◆ **Written task**: Repeat the records below exactly as they appear.

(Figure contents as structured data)

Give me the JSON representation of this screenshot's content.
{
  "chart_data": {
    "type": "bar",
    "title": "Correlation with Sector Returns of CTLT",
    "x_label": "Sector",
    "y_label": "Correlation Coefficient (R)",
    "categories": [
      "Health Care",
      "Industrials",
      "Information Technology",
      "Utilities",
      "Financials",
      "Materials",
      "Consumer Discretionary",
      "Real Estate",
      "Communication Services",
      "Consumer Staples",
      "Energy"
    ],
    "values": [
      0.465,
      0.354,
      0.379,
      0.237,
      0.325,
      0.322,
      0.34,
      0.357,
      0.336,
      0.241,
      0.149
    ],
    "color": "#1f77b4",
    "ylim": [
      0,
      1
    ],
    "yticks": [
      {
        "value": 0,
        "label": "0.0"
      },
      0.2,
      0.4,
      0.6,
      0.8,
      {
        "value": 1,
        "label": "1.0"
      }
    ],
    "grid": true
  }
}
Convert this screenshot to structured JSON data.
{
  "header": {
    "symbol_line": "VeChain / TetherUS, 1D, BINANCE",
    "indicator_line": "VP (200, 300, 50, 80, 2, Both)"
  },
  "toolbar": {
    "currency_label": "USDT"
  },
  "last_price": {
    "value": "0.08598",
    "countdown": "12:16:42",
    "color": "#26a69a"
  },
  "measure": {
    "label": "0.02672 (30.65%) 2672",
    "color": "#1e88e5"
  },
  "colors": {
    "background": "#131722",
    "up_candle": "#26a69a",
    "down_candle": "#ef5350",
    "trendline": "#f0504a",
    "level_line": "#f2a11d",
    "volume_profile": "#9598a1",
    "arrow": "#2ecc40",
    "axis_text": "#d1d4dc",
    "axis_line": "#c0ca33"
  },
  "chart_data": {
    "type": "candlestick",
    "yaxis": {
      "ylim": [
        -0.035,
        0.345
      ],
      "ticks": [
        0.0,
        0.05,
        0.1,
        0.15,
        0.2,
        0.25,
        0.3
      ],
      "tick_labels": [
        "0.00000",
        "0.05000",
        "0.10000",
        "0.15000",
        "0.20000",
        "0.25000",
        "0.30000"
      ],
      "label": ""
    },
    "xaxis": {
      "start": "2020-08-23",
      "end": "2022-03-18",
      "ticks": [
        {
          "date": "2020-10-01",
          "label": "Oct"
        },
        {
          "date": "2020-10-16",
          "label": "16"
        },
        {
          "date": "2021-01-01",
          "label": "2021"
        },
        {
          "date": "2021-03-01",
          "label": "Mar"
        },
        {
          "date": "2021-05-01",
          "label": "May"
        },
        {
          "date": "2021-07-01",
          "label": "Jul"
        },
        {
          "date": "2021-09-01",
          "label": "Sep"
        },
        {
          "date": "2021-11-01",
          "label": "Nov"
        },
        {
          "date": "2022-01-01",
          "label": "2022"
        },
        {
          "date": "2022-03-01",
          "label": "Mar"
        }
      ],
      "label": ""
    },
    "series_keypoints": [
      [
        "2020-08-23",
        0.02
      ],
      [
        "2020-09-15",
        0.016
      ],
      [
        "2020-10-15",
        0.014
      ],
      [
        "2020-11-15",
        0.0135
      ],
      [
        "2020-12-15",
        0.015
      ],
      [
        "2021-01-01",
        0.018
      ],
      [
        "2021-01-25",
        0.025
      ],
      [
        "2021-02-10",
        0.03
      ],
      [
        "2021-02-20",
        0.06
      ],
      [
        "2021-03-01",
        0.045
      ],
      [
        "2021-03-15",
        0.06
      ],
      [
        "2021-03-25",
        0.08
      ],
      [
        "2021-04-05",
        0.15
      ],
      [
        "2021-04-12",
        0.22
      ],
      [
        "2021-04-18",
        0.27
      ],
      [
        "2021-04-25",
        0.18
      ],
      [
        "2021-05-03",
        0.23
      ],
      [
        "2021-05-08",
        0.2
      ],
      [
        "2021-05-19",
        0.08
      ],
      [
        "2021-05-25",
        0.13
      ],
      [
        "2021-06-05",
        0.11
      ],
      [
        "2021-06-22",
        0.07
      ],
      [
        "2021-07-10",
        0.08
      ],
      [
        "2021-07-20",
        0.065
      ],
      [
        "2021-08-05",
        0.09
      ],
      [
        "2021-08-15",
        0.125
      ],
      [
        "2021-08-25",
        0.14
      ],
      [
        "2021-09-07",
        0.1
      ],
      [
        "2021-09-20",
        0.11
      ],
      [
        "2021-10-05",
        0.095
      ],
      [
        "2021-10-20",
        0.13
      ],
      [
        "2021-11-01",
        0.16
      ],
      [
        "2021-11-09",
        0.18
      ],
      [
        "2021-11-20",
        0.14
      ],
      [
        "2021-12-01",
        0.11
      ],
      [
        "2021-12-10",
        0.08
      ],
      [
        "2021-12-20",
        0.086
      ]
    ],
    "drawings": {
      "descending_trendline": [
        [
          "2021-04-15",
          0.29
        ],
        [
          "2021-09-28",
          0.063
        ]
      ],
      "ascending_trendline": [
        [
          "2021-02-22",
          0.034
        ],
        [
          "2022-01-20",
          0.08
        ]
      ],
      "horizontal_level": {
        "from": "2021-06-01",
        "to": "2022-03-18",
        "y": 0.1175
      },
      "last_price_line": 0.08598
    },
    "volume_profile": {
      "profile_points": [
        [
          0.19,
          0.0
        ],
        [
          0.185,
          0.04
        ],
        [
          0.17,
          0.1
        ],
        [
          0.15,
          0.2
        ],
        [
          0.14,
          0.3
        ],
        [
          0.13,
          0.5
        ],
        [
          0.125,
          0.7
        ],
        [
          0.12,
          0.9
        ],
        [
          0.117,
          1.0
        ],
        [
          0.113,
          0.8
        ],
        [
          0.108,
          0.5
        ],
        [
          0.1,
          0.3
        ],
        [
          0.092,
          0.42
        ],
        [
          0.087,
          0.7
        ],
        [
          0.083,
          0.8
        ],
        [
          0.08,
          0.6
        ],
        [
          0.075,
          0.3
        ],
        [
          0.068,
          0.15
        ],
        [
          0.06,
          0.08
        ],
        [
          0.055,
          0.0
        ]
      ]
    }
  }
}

◆ **Answer for the task**:
Give me the JSON representation of this screenshot's content.
{
  "chart_data": {
    "type": "bar",
    "title": "Correlation with Sector Returns of CTLT",
    "x_label": "Sector",
    "y_label": "Correlation Coefficient (R)",
    "categories": [
      "Health Care",
      "Industrials",
      "Information Technology",
      "Utilities",
      "Financials",
      "Materials",
      "Consumer Discretionary",
      "Real Estate",
      "Communication Services",
      "Consumer Staples",
      "Energy"
    ],
    "values": [
      0.465,
      0.354,
      0.379,
      0.237,
      0.325,
      0.322,
      0.34,
      0.357,
      0.336,
      0.241,
      0.149
    ],
    "color": "#1f77b4",
    "ylim": [
      0,
      1
    ],
    "yticks": [
      {
        "value": 0,
        "label": "0.0"
      },
      0.2,
      0.4,
      0.6,
      0.8,
      {
        "value": 1,
        "label": "1.0"
      }
    ],
    "grid": true
  }
}
Convert this screenshot to structured JSON data.
{
  "header": {
    "symbol_line": "VeChain / TetherUS, 1D, BINANCE",
    "indicator_line": "VP (200, 300, 50, 80, 2, Both)"
  },
  "toolbar": {
    "currency_label": "USDT"
  },
  "last_price": {
    "value": "0.08598",
    "countdown": "12:16:42",
    "color": "#26a69a"
  },
  "measure": {
    "label": "0.02672 (30.65%) 2672",
    "color": "#1e88e5"
  },
  "colors": {
    "background": "#131722",
    "up_candle": "#26a69a",
    "down_candle": "#ef5350",
    "trendline": "#f0504a",
    "level_line": "#f2a11d",
    "volume_profile": "#9598a1",
    "arrow": "#2ecc40",
    "axis_text": "#d1d4dc",
    "axis_line": "#c0ca33"
  },
  "chart_data": {
    "type": "candlestick",
    "yaxis": {
      "ylim": [
        -0.035,
        0.345
      ],
      "ticks": [
        0.0,
        0.05,
        0.1,
        0.15,
        0.2,
        0.25,
        0.3
      ],
      "tick_labels": [
        "0.00000",
        "0.05000",
        "0.10000",
        "0.15000",
        "0.20000",
        "0.25000",
        "0.30000"
      ],
      "label": ""
    },
    "xaxis": {
      "start": "2020-08-23",
      "end": "2022-03-18",
      "ticks": [
        {
          "date": "2020-10-01",
          "label": "Oct"
        },
        {
          "date": "2020-10-16",
          "label": "16"
        },
        {
          "date": "2021-01-01",
          "label": "2021"
        },
        {
          "date": "2021-03-01",
          "label": "Mar"
        },
        {
          "date": "2021-05-01",
          "label": "May"
        },
        {
          "date": "2021-07-01",
          "label": "Jul"
        },
        {
          "date": "2021-09-01",
          "label": "Sep"
        },
        {
          "date": "2021-11-01",
          "label": "Nov"
        },
        {
          "date": "2022-01-01",
          "label": "2022"
        },
        {
          "date": "2022-03-01",
          "label": "Mar"
        }
      ],
      "label": ""
    },
    "series_keypoints": [
      [
        "2020-08-23",
        0.02
      ],
      [
        "2020-09-15",
        0.016
      ],
      [
        "2020-10-15",
        0.014
      ],
      [
        "2020-11-15",
        0.0135
      ],
      [
        "2020-12-15",
        0.015
      ],
      [
        "2021-01-01",
        0.018
      ],
      [
        "2021-01-25",
        0.025
      ],
      [
        "2021-02-10",
        0.03
      ],
      [
        "2021-02-20",
        0.06
      ],
      [
        "2021-03-01",
        0.045
      ],
      [
        "2021-03-15",
        0.06
      ],
      [
        "2021-03-25",
        0.08
      ],
      [
        "2021-04-05",
        0.15
      ],
      [
        "2021-04-12",
        0.22
      ],
      [
        "2021-04-18",
        0.27
      ],
      [
        "2021-04-25",
        0.18
      ],
      [
        "2021-05-03",
        0.23
      ],
      [
        "2021-05-08",
        0.2
      ],
      [
        "2021-05-19",
        0.08
      ],
      [
        "2021-05-25",
        0.13
      ],
      [
        "2021-06-05",
        0.11
      ],
      [
        "2021-06-22",
        0.07
      ],
      [
        "2021-07-10",
        0.08
      ],
      [
        "2021-07-20",
        0.065
      ],
      [
        "2021-08-05",
        0.09
      ],
      [
        "2021-08-15",
        0.125
      ],
      [
        "2021-08-25",
        0.14
      ],
      [
        "2021-09-07",
        0.1
      ],
      [
        "2021-09-20",
        0.11
      ],
      [
        "2021-10-05",
        0.095
      ],
      [
        "2021-10-20",
        0.13
      ],
      [
        "2021-11-01",
        0.16
      ],
      [
        "2021-11-09",
        0.18
      ],
      [
        "2021-11-20",
        0.14
      ],
      [
        "2021-12-01",
        0.11
      ],
      [
        "2021-12-10",
        0.08
      ],
      [
        "2021-12-20",
        0.086
      ]
    ],
    "drawings": {
      "descending_trendline": [
        [
          "2021-04-15",
          0.29
        ],
        [
          "2021-09-28",
          0.063
        ]
      ],
      "ascending_trendline": [
        [
          "2021-02-22",
          0.034
        ],
        [
          "2022-01-20",
          0.08
        ]
      ],
      "horizontal_level": {
        "from": "2021-06-01",
        "to": "2022-03-18",
        "y": 0.1175
      },
      "last_price_line": 0.08598
    },
    "volume_profile": {
      "profile_points": [
        [
          0.19,
          0.0
        ],
        [
          0.185,
          0.04
        ],
        [
          0.17,
          0.1
        ],
        [
          0.15,
          0.2
        ],
        [
          0.14,
          0.3
        ],
        [
          0.13,
          0.5
        ],
        [
          0.125,
          0.7
        ],
        [
          0.12,
          0.9
        ],
        [
          0.117,
          1.0
        ],
        [
          0.113,
          0.8
        ],
        [
          0.108,
          0.5
        ],
        [
          0.1,
          0.3
        ],
        [
          0.092,
          0.42
        ],
        [
          0.087,
          0.7
        ],
        [
          0.083,
          0.8
        ],
        [
          0.08,
          0.6
        ],
        [
          0.075,
          0.3
        ],
        [
          0.068,
          0.15
        ],
        [
          0.06,
          0.08
        ],
        [
          0.055,
          0.0
        ]
      ]
    }
  }
}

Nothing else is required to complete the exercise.